- THE INPUT:
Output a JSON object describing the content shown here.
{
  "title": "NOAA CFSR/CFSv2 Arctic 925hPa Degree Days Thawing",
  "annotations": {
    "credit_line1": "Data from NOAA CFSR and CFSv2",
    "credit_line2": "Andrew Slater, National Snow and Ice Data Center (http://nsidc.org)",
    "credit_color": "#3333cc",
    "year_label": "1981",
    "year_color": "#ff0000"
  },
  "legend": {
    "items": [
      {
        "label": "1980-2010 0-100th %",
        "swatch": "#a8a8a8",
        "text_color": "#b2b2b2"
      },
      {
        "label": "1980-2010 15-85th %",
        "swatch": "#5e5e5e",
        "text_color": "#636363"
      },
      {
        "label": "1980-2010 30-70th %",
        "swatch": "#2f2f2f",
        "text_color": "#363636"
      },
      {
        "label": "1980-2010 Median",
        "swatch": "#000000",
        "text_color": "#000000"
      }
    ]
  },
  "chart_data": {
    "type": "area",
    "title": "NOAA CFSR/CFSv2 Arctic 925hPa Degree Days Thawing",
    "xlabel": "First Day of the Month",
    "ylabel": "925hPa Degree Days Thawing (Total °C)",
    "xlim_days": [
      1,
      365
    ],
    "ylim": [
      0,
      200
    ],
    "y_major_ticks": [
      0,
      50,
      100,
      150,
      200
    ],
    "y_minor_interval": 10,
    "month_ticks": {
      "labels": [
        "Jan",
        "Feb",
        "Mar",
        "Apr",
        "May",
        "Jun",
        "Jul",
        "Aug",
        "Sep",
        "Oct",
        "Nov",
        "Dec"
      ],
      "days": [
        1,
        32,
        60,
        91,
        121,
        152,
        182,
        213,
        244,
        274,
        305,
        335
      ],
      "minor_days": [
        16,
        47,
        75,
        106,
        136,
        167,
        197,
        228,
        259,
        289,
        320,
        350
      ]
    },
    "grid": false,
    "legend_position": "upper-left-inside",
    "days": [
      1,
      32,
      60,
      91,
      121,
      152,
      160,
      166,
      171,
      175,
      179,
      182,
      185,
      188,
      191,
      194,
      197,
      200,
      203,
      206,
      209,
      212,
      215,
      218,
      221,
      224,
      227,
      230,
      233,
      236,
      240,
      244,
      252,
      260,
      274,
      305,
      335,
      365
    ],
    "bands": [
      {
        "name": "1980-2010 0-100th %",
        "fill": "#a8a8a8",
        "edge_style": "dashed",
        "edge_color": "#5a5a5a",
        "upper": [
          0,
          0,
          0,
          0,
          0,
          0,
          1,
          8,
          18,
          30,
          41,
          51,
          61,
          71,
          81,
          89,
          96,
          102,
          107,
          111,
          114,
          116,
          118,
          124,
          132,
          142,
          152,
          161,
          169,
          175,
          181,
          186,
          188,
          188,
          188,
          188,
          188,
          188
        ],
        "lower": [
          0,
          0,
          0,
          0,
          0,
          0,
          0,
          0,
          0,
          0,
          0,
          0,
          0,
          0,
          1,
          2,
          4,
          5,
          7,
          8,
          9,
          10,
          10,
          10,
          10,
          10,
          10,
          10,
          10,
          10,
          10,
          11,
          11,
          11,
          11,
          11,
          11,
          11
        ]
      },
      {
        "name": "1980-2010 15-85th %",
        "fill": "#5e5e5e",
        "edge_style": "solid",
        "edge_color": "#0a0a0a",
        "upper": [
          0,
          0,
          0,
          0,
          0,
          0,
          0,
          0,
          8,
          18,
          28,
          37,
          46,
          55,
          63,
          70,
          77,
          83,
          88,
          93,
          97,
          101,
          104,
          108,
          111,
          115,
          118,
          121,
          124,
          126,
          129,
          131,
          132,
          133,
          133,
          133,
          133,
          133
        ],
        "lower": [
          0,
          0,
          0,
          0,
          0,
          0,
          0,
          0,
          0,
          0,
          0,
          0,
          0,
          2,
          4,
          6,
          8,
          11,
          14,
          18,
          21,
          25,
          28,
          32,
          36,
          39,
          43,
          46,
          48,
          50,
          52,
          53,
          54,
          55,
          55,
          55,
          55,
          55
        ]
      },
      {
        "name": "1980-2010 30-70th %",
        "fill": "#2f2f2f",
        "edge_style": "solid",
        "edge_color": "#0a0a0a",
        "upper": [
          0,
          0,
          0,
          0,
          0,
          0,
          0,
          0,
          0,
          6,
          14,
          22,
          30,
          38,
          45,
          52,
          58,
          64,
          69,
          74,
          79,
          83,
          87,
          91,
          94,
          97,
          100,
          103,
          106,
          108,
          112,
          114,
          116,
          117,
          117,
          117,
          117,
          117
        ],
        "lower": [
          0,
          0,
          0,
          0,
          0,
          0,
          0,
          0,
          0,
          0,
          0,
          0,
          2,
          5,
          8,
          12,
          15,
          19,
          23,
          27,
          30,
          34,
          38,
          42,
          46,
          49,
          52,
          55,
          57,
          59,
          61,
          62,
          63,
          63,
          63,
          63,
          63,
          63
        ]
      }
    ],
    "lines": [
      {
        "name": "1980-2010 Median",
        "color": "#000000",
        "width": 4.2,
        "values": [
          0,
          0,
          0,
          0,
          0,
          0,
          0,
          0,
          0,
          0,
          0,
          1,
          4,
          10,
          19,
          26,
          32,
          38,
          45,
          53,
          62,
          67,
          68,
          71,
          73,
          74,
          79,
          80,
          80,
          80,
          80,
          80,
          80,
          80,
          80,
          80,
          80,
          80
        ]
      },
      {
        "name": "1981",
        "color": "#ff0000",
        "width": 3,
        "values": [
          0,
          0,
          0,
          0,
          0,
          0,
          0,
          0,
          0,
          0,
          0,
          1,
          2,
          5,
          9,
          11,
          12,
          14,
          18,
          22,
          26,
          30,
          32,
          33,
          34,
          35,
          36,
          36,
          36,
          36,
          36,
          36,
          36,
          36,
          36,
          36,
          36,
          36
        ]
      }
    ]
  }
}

- YOUR INSTRUCTIONS:
Repeat the entries exactly, all of them.

- TASK OUTPUT:
Output a JSON object describing the content shown here.
{
  "title": "NOAA CFSR/CFSv2 Arctic 925hPa Degree Days Thawing",
  "annotations": {
    "credit_line1": "Data from NOAA CFSR and CFSv2",
    "credit_line2": "Andrew Slater, National Snow and Ice Data Center (http://nsidc.org)",
    "credit_color": "#3333cc",
    "year_label": "1981",
    "year_color": "#ff0000"
  },
  "legend": {
    "items": [
      {
        "label": "1980-2010 0-100th %",
        "swatch": "#a8a8a8",
        "text_color": "#b2b2b2"
      },
      {
        "label": "1980-2010 15-85th %",
        "swatch": "#5e5e5e",
        "text_color": "#636363"
      },
      {
        "label": "1980-2010 30-70th %",
        "swatch": "#2f2f2f",
        "text_color": "#363636"
      },
      {
        "label": "1980-2010 Median",
        "swatch": "#000000",
        "text_color": "#000000"
      }
    ]
  },
  "chart_data": {
    "type": "area",
    "title": "NOAA CFSR/CFSv2 Arctic 925hPa Degree Days Thawing",
    "xlabel": "First Day of the Month",
    "ylabel": "925hPa Degree Days Thawing (Total °C)",
    "xlim_days": [
      1,
      365
    ],
    "ylim": [
      0,
      200
    ],
    "y_major_ticks": [
      0,
      50,
      100,
      150,
      200
    ],
    "y_minor_interval": 10,
    "month_ticks": {
      "labels": [
        "Jan",
        "Feb",
        "Mar",
        "Apr",
        "May",
        "Jun",
        "Jul",
        "Aug",
        "Sep",
        "Oct",
        "Nov",
        "Dec"
      ],
      "days": [
        1,
        32,
        60,
        91,
        121,
        152,
        182,
        213,
        244,
        274,
        305,
        335
      ],
      "minor_days": [
        16,
        47,
        75,
        106,
        136,
        167,
        197,
        228,
        259,
        289,
        320,
        350
      ]
    },
    "grid": false,
    "legend_position": "upper-left-inside",
    "days": [
      1,
      32,
      60,
      91,
      121,
      152,
      160,
      166,
      171,
      175,
      179,
      182,
      185,
      188,
      191,
      194,
      197,
      200,
      203,
      206,
      209,
      212,
      215,
      218,
      221,
      224,
      227,
      230,
      233,
      236,
      240,
      244,
      252,
      260,
      274,
      305,
      335,
      365
    ],
    "bands": [
      {
        "name": "1980-2010 0-100th %",
        "fill": "#a8a8a8",
        "edge_style": "dashed",
        "edge_color": "#5a5a5a",
        "upper": [
          0,
          0,
          0,
          0,
          0,
          0,
          1,
          8,
          18,
          30,
          41,
          51,
          61,
          71,
          81,
          89,
          96,
          102,
          107,
          111,
          114,
          116,
          118,
          124,
          132,
          142,
          152,
          161,
          169,
          175,
          181,
          186,
          188,
          188,
          188,
          188,
          188,
          188
        ],
        "lower": [
          0,
          0,
          0,
          0,
          0,
          0,
          0,
          0,
          0,
          0,
          0,
          0,
          0,
          0,
          1,
          2,
          4,
          5,
          7,
          8,
          9,
          10,
          10,
          10,
          10,
          10,
          10,
          10,
          10,
          10,
          10,
          11,
          11,
          11,
          11,
          11,
          11,
          11
        ]
      },
      {
        "name": "1980-2010 15-85th %",
        "fill": "#5e5e5e",
        "edge_style": "solid",
        "edge_color": "#0a0a0a",
        "upper": [
          0,
          0,
          0,
          0,
          0,
          0,
          0,
          0,
          8,
          18,
          28,
          37,
          46,
          55,
          63,
          70,
          77,
          83,
          88,
          93,
          97,
          101,
          104,
          108,
          111,
          115,
          118,
          121,
          124,
          126,
          129,
          131,
          132,
          133,
          133,
          133,
          133,
          133
        ],
        "lower": [
          0,
          0,
          0,
          0,
          0,
          0,
          0,
          0,
          0,
          0,
          0,
          0,
          0,
          2,
          4,
          6,
          8,
          11,
          14,
          18,
          21,
          25,
          28,
          32,
          36,
          39,
          43,
          46,
          48,
          50,
          52,
          53,
          54,
          55,
          55,
          55,
          55,
          55
        ]
      },
      {
        "name": "1980-2010 30-70th %",
        "fill": "#2f2f2f",
        "edge_style": "solid",
        "edge_color": "#0a0a0a",
        "upper": [
          0,
          0,
          0,
          0,
          0,
          0,
          0,
          0,
          0,
          6,
          14,
          22,
          30,
          38,
          45,
          52,
          58,
          64,
          69,
          74,
          79,
          83,
          87,
          91,
          94,
          97,
          100,
          103,
          106,
          108,
          112,
          114,
          116,
          117,
          117,
          117,
          117,
          117
        ],
        "lower": [
          0,
          0,
          0,
          0,
          0,
          0,
          0,
          0,
          0,
          0,
          0,
          0,
          2,
          5,
          8,
          12,
          15,
          19,
          23,
          27,
          30,
          34,
          38,
          42,
          46,
          49,
          52,
          55,
          57,
          59,
          61,
          62,
          63,
          63,
          63,
          63,
          63,
          63
        ]
      }
    ],
    "lines": [
      {
        "name": "1980-2010 Median",
        "color": "#000000",
        "width": 4.2,
        "values": [
          0,
          0,
          0,
          0,
          0,
          0,
          0,
          0,
          0,
          0,
          0,
          1,
          4,
          10,
          19,
          26,
          32,
          38,
          45,
          53,
          62,
          67,
          68,
          71,
          73,
          74,
          79,
          80,
          80,
          80,
          80,
          80,
          80,
          80,
          80,
          80,
          80,
          80
        ]
      },
      {
        "name": "1981",
        "color": "#ff0000",
        "width": 3,
        "values": [
          0,
          0,
          0,
          0,
          0,
          0,
          0,
          0,
          0,
          0,
          0,
          1,
          2,
          5,
          9,
          11,
          12,
          14,
          18,
          22,
          26,
          30,
          32,
          33,
          34,
          35,
          36,
          36,
          36,
          36,
          36,
          36,
          36,
          36,
          36,
          36,
          36,
          36
        ]
      }
    ]
  }
}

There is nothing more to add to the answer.